▸ What you have to do
In the entries that follow, find the word "粘贴安全警示" and report each line it is on.

▸ Material for this exercise
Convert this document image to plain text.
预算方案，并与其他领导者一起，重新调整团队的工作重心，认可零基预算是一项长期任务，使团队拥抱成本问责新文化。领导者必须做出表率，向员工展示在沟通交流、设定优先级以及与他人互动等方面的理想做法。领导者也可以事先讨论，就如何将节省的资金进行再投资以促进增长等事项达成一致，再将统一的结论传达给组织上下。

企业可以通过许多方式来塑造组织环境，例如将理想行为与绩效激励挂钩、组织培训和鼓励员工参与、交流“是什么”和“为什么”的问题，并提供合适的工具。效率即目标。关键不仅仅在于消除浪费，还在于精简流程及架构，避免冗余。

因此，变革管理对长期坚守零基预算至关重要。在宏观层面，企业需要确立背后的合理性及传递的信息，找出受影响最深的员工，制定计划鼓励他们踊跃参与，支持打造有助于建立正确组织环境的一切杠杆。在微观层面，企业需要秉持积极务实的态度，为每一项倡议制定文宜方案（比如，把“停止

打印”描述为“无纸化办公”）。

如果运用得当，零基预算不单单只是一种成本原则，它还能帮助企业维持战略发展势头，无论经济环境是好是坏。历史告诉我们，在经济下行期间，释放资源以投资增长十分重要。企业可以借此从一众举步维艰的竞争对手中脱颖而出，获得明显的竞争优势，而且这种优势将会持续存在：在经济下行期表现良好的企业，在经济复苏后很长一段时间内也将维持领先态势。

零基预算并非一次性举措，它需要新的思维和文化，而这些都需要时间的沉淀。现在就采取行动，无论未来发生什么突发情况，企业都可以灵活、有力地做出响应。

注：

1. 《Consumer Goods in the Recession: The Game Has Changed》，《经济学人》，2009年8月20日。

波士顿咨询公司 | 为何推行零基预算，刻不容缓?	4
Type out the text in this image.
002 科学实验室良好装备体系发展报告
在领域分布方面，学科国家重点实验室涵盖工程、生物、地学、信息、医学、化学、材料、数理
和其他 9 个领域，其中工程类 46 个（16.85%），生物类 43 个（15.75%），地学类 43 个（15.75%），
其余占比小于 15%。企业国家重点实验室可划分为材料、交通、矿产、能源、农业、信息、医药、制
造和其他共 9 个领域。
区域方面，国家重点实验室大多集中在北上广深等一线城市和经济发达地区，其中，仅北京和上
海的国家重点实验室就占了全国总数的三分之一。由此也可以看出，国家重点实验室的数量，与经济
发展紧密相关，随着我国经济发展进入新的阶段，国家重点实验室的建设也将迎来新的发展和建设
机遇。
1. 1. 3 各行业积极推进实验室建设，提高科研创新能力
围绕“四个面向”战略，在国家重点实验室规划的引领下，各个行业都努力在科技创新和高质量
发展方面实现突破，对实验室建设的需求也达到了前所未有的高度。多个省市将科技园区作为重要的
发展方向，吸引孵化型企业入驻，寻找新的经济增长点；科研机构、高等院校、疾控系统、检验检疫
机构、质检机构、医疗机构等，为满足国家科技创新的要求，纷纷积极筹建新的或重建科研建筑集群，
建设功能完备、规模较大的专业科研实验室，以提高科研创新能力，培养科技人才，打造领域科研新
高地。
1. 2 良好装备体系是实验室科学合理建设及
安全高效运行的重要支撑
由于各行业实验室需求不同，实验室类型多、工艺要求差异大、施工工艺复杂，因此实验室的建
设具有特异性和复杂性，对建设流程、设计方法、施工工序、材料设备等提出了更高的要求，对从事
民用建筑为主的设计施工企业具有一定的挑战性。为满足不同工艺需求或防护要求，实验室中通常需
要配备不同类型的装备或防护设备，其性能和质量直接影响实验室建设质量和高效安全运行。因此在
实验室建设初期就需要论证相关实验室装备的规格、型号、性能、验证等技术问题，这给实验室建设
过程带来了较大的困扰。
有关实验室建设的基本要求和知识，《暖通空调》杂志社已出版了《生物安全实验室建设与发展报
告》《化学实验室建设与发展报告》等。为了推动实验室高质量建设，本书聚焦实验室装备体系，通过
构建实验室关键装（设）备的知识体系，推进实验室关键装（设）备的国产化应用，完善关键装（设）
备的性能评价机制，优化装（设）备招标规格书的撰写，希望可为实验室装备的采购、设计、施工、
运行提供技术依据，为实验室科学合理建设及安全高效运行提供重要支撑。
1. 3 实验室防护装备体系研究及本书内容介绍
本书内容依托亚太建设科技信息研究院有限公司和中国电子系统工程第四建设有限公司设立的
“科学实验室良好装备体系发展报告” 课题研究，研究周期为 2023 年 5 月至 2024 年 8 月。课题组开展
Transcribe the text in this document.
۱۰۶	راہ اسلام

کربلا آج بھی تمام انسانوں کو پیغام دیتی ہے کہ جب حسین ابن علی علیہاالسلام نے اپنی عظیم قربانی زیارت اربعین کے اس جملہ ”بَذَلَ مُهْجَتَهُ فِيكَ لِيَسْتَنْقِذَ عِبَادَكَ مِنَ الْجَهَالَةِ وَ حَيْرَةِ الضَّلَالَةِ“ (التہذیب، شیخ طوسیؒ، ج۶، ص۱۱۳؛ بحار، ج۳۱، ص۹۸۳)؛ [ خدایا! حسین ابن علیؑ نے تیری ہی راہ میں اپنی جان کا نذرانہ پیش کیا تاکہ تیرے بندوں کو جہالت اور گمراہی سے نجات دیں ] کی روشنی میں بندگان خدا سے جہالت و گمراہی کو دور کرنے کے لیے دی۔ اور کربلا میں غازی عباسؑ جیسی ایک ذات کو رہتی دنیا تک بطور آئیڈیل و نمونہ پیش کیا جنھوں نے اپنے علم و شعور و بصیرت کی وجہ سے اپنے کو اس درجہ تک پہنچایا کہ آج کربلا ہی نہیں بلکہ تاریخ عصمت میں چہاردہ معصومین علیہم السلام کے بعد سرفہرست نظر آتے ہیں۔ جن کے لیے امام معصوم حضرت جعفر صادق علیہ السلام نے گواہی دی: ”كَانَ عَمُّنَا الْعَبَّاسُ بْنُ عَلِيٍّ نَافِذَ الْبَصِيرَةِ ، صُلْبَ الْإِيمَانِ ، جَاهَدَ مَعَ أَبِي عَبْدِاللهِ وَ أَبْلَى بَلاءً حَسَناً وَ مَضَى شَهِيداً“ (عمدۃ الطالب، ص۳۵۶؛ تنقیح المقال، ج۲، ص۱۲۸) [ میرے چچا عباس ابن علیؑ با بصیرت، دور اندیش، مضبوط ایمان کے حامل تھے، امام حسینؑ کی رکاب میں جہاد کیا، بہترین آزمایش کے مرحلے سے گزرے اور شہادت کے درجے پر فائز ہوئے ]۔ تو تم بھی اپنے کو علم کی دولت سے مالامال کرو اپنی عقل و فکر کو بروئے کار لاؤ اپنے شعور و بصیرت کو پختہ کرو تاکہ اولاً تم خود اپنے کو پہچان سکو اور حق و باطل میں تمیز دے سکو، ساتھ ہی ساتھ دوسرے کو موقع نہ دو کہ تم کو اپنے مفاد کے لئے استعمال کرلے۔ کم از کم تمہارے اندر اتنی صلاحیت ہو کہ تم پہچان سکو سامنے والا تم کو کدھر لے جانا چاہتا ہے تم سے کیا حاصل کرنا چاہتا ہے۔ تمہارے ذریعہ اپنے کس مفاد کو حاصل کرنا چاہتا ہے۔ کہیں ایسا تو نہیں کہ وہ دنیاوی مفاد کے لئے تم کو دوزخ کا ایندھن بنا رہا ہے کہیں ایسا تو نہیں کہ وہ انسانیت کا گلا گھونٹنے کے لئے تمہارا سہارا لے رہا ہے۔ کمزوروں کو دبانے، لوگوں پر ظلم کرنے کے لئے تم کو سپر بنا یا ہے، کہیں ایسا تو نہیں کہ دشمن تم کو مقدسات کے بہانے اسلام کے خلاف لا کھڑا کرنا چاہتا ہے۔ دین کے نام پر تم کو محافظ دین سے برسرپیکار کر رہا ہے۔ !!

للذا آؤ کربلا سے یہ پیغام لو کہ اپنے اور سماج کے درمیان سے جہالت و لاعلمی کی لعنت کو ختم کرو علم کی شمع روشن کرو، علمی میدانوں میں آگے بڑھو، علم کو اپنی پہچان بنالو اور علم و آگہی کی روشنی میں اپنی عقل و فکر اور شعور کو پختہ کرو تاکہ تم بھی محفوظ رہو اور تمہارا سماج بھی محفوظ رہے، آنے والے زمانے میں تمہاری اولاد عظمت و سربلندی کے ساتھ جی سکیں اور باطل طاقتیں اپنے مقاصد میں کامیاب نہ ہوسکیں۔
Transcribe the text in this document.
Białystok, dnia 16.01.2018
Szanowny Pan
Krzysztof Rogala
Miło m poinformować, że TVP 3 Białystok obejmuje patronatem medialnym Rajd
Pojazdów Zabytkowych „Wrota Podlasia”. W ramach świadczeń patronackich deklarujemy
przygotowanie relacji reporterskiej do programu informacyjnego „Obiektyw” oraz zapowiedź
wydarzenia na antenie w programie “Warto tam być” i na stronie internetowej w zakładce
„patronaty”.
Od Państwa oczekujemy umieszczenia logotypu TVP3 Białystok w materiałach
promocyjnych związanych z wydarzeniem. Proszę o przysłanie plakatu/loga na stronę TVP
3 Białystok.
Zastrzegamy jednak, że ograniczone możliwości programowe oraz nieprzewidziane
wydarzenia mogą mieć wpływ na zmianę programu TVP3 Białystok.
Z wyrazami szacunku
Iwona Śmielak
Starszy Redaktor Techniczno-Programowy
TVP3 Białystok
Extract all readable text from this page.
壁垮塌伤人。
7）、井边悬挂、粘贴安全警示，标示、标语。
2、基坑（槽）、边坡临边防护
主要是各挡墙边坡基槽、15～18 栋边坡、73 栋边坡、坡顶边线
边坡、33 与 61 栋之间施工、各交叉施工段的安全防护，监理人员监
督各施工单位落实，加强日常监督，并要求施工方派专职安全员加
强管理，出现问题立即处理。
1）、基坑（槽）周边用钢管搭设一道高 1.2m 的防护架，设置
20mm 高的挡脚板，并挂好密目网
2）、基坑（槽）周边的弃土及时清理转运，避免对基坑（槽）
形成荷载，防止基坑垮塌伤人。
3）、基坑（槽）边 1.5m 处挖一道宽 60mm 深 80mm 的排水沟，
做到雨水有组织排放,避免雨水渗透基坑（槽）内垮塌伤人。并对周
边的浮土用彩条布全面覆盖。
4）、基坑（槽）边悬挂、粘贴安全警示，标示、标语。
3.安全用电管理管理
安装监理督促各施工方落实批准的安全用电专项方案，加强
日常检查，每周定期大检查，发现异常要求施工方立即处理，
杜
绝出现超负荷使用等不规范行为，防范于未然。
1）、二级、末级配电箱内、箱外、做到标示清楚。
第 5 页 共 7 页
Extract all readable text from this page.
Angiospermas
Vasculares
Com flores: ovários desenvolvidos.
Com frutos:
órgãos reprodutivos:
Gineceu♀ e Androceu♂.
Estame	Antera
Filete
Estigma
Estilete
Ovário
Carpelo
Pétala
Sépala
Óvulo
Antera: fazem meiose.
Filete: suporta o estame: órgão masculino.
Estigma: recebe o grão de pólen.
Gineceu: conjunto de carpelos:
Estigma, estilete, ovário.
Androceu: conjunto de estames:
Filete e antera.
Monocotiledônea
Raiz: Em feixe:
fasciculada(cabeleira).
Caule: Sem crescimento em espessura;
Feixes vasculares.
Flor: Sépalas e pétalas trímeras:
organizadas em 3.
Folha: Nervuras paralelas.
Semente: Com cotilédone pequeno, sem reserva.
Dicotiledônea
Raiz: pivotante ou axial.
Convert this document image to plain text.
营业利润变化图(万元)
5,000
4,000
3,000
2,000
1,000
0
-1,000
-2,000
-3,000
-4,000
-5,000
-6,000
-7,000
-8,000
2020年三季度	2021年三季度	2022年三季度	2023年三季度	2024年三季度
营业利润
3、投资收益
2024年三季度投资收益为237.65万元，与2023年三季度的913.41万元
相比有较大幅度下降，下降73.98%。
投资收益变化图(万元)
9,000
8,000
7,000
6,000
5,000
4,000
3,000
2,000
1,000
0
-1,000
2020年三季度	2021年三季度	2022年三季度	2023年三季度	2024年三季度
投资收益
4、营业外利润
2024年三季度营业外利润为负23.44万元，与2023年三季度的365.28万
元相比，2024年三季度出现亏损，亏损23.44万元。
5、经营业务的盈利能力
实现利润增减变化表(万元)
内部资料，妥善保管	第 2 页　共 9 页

▸ The solution
7）、井边悬挂、粘贴安全警示，标示、标语。
4）、基坑（槽）边悬挂、粘贴安全警示，标示、标语。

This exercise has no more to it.